DO THIS: Every record must be transcribed in its entirety, apart from the images, which are to be omitted.

(Entries taken from a collection)
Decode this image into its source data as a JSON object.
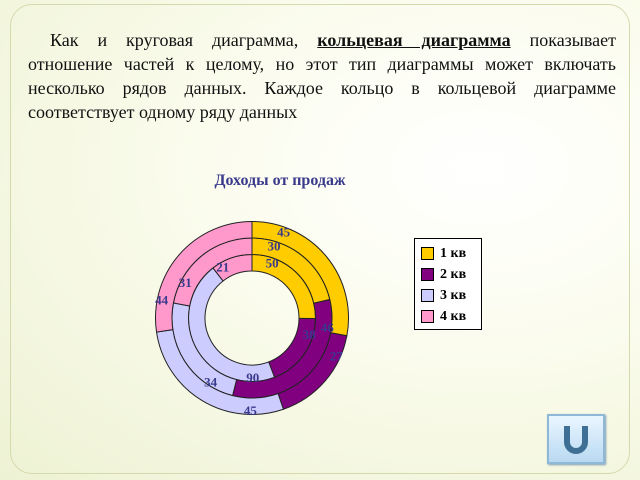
{
  "intro": {
    "before": "Как и круговая диаграмма, ",
    "term": "кольцевая диаграмма",
    "after": " показывает отношение частей к целому, но этот тип диаграммы может включать несколько рядов данных. Каждое кольцо в кольцевой диаграмме соответствует одному ряду данных"
  },
  "chart_data": {
    "type": "donut",
    "title": "Доходы от продаж",
    "categories": [
      "1 кв",
      "2 кв",
      "3 кв",
      "4 кв"
    ],
    "colors": [
      "#ffcc00",
      "#800080",
      "#ccccff",
      "#ff99cc"
    ],
    "series": [
      {
        "values": [
          50,
          38,
          90,
          21
        ]
      },
      {
        "values": [
          30,
          46,
          34,
          31
        ]
      },
      {
        "values": [
          45,
          27,
          45,
          44
        ]
      }
    ],
    "legend_position": "right"
  },
  "nav": {
    "back_icon": "u-turn-icon"
  }
}
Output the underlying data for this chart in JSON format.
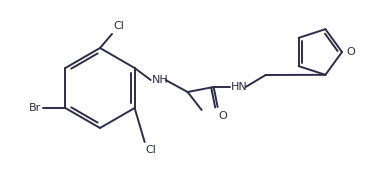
{
  "bg_color": "#ffffff",
  "line_color": "#2d2d4a",
  "text_color": "#2d2d4a",
  "label_br": "Br",
  "label_cl1": "Cl",
  "label_cl2": "Cl",
  "label_nh1": "NH",
  "label_nh2": "HN",
  "label_o": "O",
  "label_o_fur": "O",
  "linewidth": 1.4,
  "figsize": [
    3.66,
    1.79
  ],
  "dpi": 100
}
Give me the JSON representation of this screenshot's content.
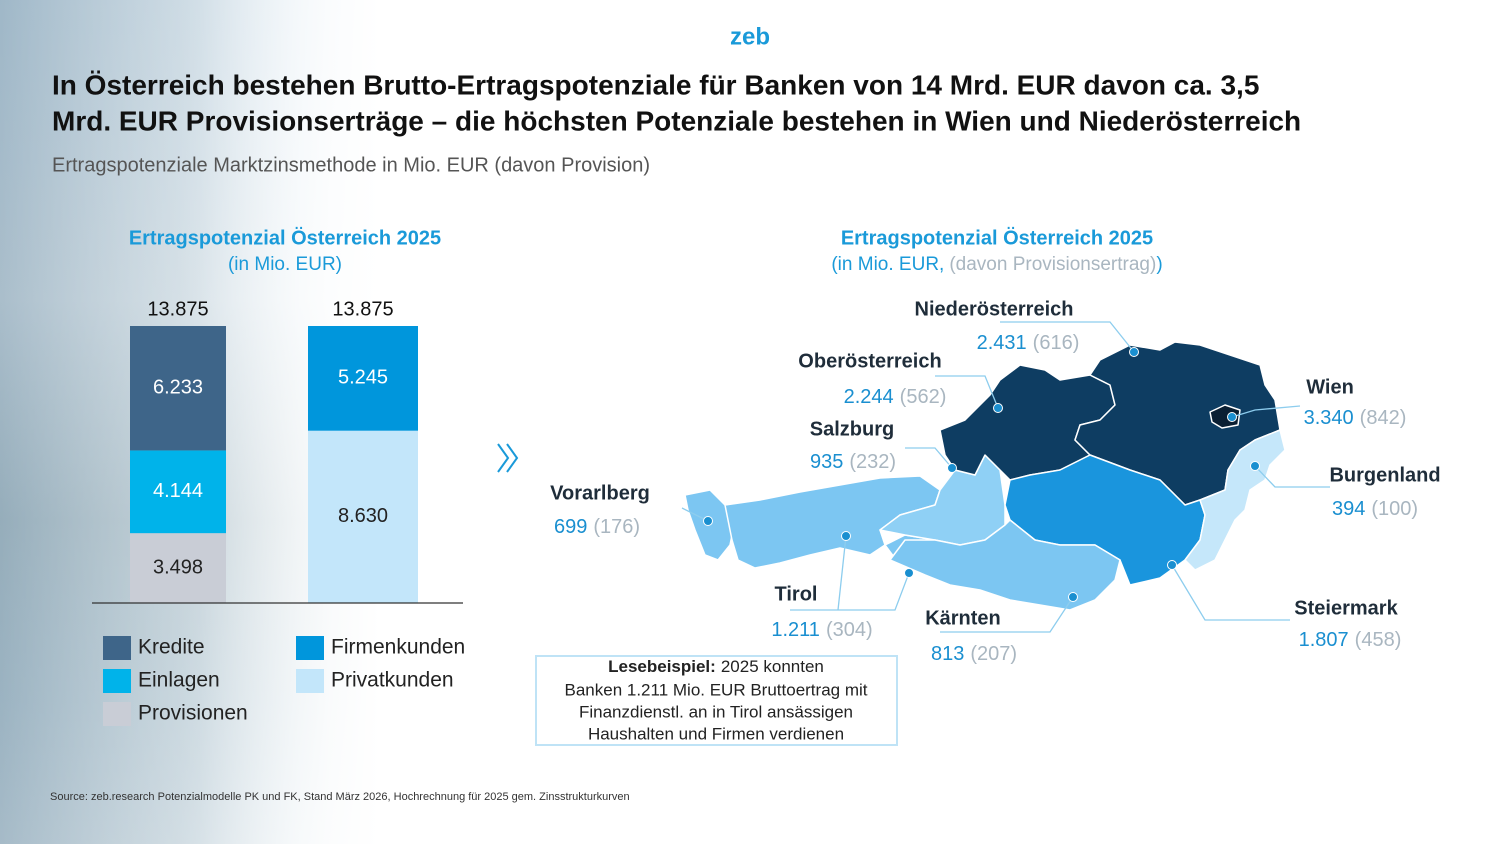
{
  "logo": "zeb",
  "title_lines": [
    "In Österreich bestehen Brutto-Ertragspotenziale für Banken von 14 Mrd. EUR davon ca. 3,5",
    "Mrd. EUR Provisionserträge – die höchsten Potenziale bestehen in Wien und Niederösterreich"
  ],
  "subtitle": "Ertragspotenziale Marktzinsmethode in Mio. EUR (davon Provision)",
  "chart_data": {
    "type": "stacked_bar",
    "title": "Ertragspotenzial Österreich 2025",
    "subtitle": "(in Mio. EUR)",
    "categories": [
      null,
      null
    ],
    "totals": [
      {
        "value": 13875,
        "label": "13.875"
      },
      {
        "value": 13875,
        "label": "13.875"
      }
    ],
    "series": [
      {
        "name": "Provisionen",
        "color": "#c9cdd6",
        "values": [
          3498,
          null
        ],
        "value_labels": [
          "3.498",
          null
        ]
      },
      {
        "name": "Einlagen",
        "color": "#00b3ea",
        "values": [
          4144,
          null
        ],
        "value_labels": [
          "4.144",
          null
        ]
      },
      {
        "name": "Kredite",
        "color": "#3e6589",
        "values": [
          6233,
          null
        ],
        "value_labels": [
          "6.233",
          null
        ]
      },
      {
        "name": "Privatkunden",
        "color": "#c3e6fa",
        "values": [
          null,
          8630
        ],
        "value_labels": [
          null,
          "8.630"
        ]
      },
      {
        "name": "Firmenkunden",
        "color": "#0096dc",
        "values": [
          null,
          5245
        ],
        "value_labels": [
          null,
          "5.245"
        ]
      }
    ]
  },
  "map": {
    "title": "Ertragspotenzial Österreich 2025",
    "subtitle_parts": [
      "(in Mio. EUR,",
      "(davon Provisionsertrag)",
      ")"
    ],
    "regions": [
      {
        "name": "Niederösterreich",
        "value": "2.431",
        "provision": "(616)"
      },
      {
        "name": "Oberösterreich",
        "value": "2.244",
        "provision": "(562)"
      },
      {
        "name": "Salzburg",
        "value": "935",
        "provision": "(232)"
      },
      {
        "name": "Vorarlberg",
        "value": "699",
        "provision": "(176)"
      },
      {
        "name": "Tirol",
        "value": "1.211",
        "provision": "(304)"
      },
      {
        "name": "Kärnten",
        "value": "813",
        "provision": "(207)"
      },
      {
        "name": "Wien",
        "value": "3.340",
        "provision": "(842)"
      },
      {
        "name": "Burgenland",
        "value": "394",
        "provision": "(100)"
      },
      {
        "name": "Steiermark",
        "value": "1.807",
        "provision": "(458)"
      }
    ]
  },
  "reading_example": {
    "label": "Lesebeispiel:",
    "lines": [
      "2025 konnten",
      "Banken 1.211 Mio. EUR Bruttoertrag mit",
      "Finanzdienstl. an in Tirol ansässigen",
      "Haushalten und Firmen verdienen"
    ]
  },
  "source": "Source: zeb.research Potenzialmodelle PK und FK, Stand März 2026, Hochrechnung für 2025 gem. Zinsstrukturkurven"
}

SOLUTION TO THE EXERCISE:
Decode this image into its source data as a JSON object.
{
  "intro": {
    "before": "Как и круговая диаграмма, ",
    "term": "кольцевая диаграмма",
    "after": " показывает отношение частей к целому, но этот тип диаграммы может включать несколько рядов данных. Каждое кольцо в кольцевой диаграмме соответствует одному ряду данных"
  },
  "chart_data": {
    "type": "donut",
    "title": "Доходы от продаж",
    "categories": [
      "1 кв",
      "2 кв",
      "3 кв",
      "4 кв"
    ],
    "colors": [
      "#ffcc00",
      "#800080",
      "#ccccff",
      "#ff99cc"
    ],
    "series": [
      {
        "values": [
          50,
          38,
          90,
          21
        ]
      },
      {
        "values": [
          30,
          46,
          34,
          31
        ]
      },
      {
        "values": [
          45,
          27,
          45,
          44
        ]
      }
    ],
    "legend_position": "right"
  },
  "nav": {
    "back_icon": "u-turn-icon"
  }
}
Output the underlying data for this chart in JSON format.
{
  "bg_color": "#ffffff",
  "line_color": "#2d2d4a",
  "text_color": "#2d2d4a",
  "label_br": "Br",
  "label_cl1": "Cl",
  "label_cl2": "Cl",
  "label_nh1": "NH",
  "label_nh2": "HN",
  "label_o": "O",
  "label_o_fur": "O",
  "linewidth": 1.4,
  "figsize": [
    3.66,
    1.79
  ],
  "dpi": 100
}
Give me the JSON representation of this screenshot's content.
{
  "logo": "zeb",
  "title_lines": [
    "In Österreich bestehen Brutto-Ertragspotenziale für Banken von 14 Mrd. EUR davon ca. 3,5",
    "Mrd. EUR Provisionserträge – die höchsten Potenziale bestehen in Wien und Niederösterreich"
  ],
  "subtitle": "Ertragspotenziale Marktzinsmethode in Mio. EUR (davon Provision)",
  "chart_data": {
    "type": "stacked_bar",
    "title": "Ertragspotenzial Österreich 2025",
    "subtitle": "(in Mio. EUR)",
    "categories": [
      null,
      null
    ],
    "totals": [
      {
        "value": 13875,
        "label": "13.875"
      },
      {
        "value": 13875,
        "label": "13.875"
      }
    ],
    "series": [
      {
        "name": "Provisionen",
        "color": "#c9cdd6",
        "values": [
          3498,
          null
        ],
        "value_labels": [
          "3.498",
          null
        ]
      },
      {
        "name": "Einlagen",
        "color": "#00b3ea",
        "values": [
          4144,
          null
        ],
        "value_labels": [
          "4.144",
          null
        ]
      },
      {
        "name": "Kredite",
        "color": "#3e6589",
        "values": [
          6233,
          null
        ],
        "value_labels": [
          "6.233",
          null
        ]
      },
      {
        "name": "Privatkunden",
        "color": "#c3e6fa",
        "values": [
          null,
          8630
        ],
        "value_labels": [
          null,
          "8.630"
        ]
      },
      {
        "name": "Firmenkunden",
        "color": "#0096dc",
        "values": [
          null,
          5245
        ],
        "value_labels": [
          null,
          "5.245"
        ]
      }
    ]
  },
  "map": {
    "title": "Ertragspotenzial Österreich 2025",
    "subtitle_parts": [
      "(in Mio. EUR,",
      "(davon Provisionsertrag)",
      ")"
    ],
    "regions": [
      {
        "name": "Niederösterreich",
        "value": "2.431",
        "provision": "(616)"
      },
      {
        "name": "Oberösterreich",
        "value": "2.244",
        "provision": "(562)"
      },
      {
        "name": "Salzburg",
        "value": "935",
        "provision": "(232)"
      },
      {
        "name": "Vorarlberg",
        "value": "699",
        "provision": "(176)"
      },
      {
        "name": "Tirol",
        "value": "1.211",
        "provision": "(304)"
      },
      {
        "name": "Kärnten",
        "value": "813",
        "provision": "(207)"
      },
      {
        "name": "Wien",
        "value": "3.340",
        "provision": "(842)"
      },
      {
        "name": "Burgenland",
        "value": "394",
        "provision": "(100)"
      },
      {
        "name": "Steiermark",
        "value": "1.807",
        "provision": "(458)"
      }
    ]
  },
  "reading_example": {
    "label": "Lesebeispiel:",
    "lines": [
      "2025 konnten",
      "Banken 1.211 Mio. EUR Bruttoertrag mit",
      "Finanzdienstl. an in Tirol ansässigen",
      "Haushalten und Firmen verdienen"
    ]
  },
  "source": "Source: zeb.research Potenzialmodelle PK und FK, Stand März 2026, Hochrechnung für 2025 gem. Zinsstrukturkurven"
}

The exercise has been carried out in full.